Data entries
____________________

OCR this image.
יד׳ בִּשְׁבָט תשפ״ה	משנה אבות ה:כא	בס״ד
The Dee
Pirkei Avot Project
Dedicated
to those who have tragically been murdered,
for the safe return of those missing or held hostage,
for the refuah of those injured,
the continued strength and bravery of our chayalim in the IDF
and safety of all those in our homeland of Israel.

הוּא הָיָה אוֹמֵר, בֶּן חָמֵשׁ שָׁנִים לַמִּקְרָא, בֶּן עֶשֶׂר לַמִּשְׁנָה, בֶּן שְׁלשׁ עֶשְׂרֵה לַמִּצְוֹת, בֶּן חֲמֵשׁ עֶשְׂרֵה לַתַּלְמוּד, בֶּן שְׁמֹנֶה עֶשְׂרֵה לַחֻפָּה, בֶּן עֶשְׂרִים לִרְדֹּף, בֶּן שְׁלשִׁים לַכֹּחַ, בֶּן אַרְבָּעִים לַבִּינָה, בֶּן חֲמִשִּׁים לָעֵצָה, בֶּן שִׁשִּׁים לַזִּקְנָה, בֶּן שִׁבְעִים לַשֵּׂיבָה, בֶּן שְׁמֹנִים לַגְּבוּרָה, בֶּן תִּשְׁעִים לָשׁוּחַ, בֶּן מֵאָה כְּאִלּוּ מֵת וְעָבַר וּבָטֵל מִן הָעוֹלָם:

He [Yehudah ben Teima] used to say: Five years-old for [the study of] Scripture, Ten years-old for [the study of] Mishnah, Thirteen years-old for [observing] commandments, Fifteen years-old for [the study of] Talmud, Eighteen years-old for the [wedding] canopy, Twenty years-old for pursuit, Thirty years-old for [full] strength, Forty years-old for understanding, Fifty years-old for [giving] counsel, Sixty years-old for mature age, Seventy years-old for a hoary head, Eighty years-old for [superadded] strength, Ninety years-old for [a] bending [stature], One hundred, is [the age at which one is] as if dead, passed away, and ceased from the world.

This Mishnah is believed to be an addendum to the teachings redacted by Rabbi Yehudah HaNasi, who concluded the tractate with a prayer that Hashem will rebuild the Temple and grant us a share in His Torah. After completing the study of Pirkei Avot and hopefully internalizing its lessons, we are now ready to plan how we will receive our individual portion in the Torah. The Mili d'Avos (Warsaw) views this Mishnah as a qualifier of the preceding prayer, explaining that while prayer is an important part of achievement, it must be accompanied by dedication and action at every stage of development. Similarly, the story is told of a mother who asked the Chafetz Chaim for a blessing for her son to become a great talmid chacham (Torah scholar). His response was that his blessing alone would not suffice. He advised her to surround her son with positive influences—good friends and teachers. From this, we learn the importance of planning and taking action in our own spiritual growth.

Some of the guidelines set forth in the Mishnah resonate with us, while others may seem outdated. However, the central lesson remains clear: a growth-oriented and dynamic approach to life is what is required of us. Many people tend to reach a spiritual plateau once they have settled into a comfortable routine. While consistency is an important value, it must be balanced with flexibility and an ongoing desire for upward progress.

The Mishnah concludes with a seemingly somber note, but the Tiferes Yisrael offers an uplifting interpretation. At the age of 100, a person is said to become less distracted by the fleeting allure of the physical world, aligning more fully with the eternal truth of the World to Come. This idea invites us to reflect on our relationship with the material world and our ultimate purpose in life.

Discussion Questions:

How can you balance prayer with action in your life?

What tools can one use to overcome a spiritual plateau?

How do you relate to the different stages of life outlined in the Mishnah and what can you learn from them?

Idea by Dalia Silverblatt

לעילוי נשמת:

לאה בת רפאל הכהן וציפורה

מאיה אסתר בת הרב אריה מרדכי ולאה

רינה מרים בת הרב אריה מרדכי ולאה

____________________

* Requirements *
Nothing should be left out: return all of the records exactly.

* Correct output *
OCR this image.
יד׳ בִּשְׁבָט תשפ״ה	משנה אבות ה:כא	בס״ד
The Dee
Pirkei Avot Project
Dedicated
to those who have tragically been murdered,
for the safe return of those missing or held hostage,
for the refuah of those injured,
the continued strength and bravery of our chayalim in the IDF
and safety of all those in our homeland of Israel.

הוּא הָיָה אוֹמֵר, בֶּן חָמֵשׁ שָׁנִים לַמִּקְרָא, בֶּן עֶשֶׂר לַמִּשְׁנָה, בֶּן שְׁלשׁ עֶשְׂרֵה לַמִּצְוֹת, בֶּן חֲמֵשׁ עֶשְׂרֵה לַתַּלְמוּד, בֶּן שְׁמֹנֶה עֶשְׂרֵה לַחֻפָּה, בֶּן עֶשְׂרִים לִרְדֹּף, בֶּן שְׁלשִׁים לַכֹּחַ, בֶּן אַרְבָּעִים לַבִּינָה, בֶּן חֲמִשִּׁים לָעֵצָה, בֶּן שִׁשִּׁים לַזִּקְנָה, בֶּן שִׁבְעִים לַשֵּׂיבָה, בֶּן שְׁמֹנִים לַגְּבוּרָה, בֶּן תִּשְׁעִים לָשׁוּחַ, בֶּן מֵאָה כְּאִלּוּ מֵת וְעָבַר וּבָטֵל מִן הָעוֹלָם:

He [Yehudah ben Teima] used to say: Five years-old for [the study of] Scripture, Ten years-old for [the study of] Mishnah, Thirteen years-old for [observing] commandments, Fifteen years-old for [the study of] Talmud, Eighteen years-old for the [wedding] canopy, Twenty years-old for pursuit, Thirty years-old for [full] strength, Forty years-old for understanding, Fifty years-old for [giving] counsel, Sixty years-old for mature age, Seventy years-old for a hoary head, Eighty years-old for [superadded] strength, Ninety years-old for [a] bending [stature], One hundred, is [the age at which one is] as if dead, passed away, and ceased from the world.

This Mishnah is believed to be an addendum to the teachings redacted by Rabbi Yehudah HaNasi, who concluded the tractate with a prayer that Hashem will rebuild the Temple and grant us a share in His Torah. After completing the study of Pirkei Avot and hopefully internalizing its lessons, we are now ready to plan how we will receive our individual portion in the Torah. The Mili d'Avos (Warsaw) views this Mishnah as a qualifier of the preceding prayer, explaining that while prayer is an important part of achievement, it must be accompanied by dedication and action at every stage of development. Similarly, the story is told of a mother who asked the Chafetz Chaim for a blessing for her son to become a great talmid chacham (Torah scholar). His response was that his blessing alone would not suffice. He advised her to surround her son with positive influences—good friends and teachers. From this, we learn the importance of planning and taking action in our own spiritual growth.

Some of the guidelines set forth in the Mishnah resonate with us, while others may seem outdated. However, the central lesson remains clear: a growth-oriented and dynamic approach to life is what is required of us. Many people tend to reach a spiritual plateau once they have settled into a comfortable routine. While consistency is an important value, it must be balanced with flexibility and an ongoing desire for upward progress.

The Mishnah concludes with a seemingly somber note, but the Tiferes Yisrael offers an uplifting interpretation. At the age of 100, a person is said to become less distracted by the fleeting allure of the physical world, aligning more fully with the eternal truth of the World to Come. This idea invites us to reflect on our relationship with the material world and our ultimate purpose in life.

Discussion Questions:

How can you balance prayer with action in your life?

What tools can one use to overcome a spiritual plateau?

How do you relate to the different stages of life outlined in the Mishnah and what can you learn from them?

Idea by Dalia Silverblatt

לעילוי נשמת:

לאה בת רפאל הכהן וציפורה

מאיה אסתר בת הרב אריה מרדכי ולאה

רינה מרים בת הרב אריה מרדכי ולאה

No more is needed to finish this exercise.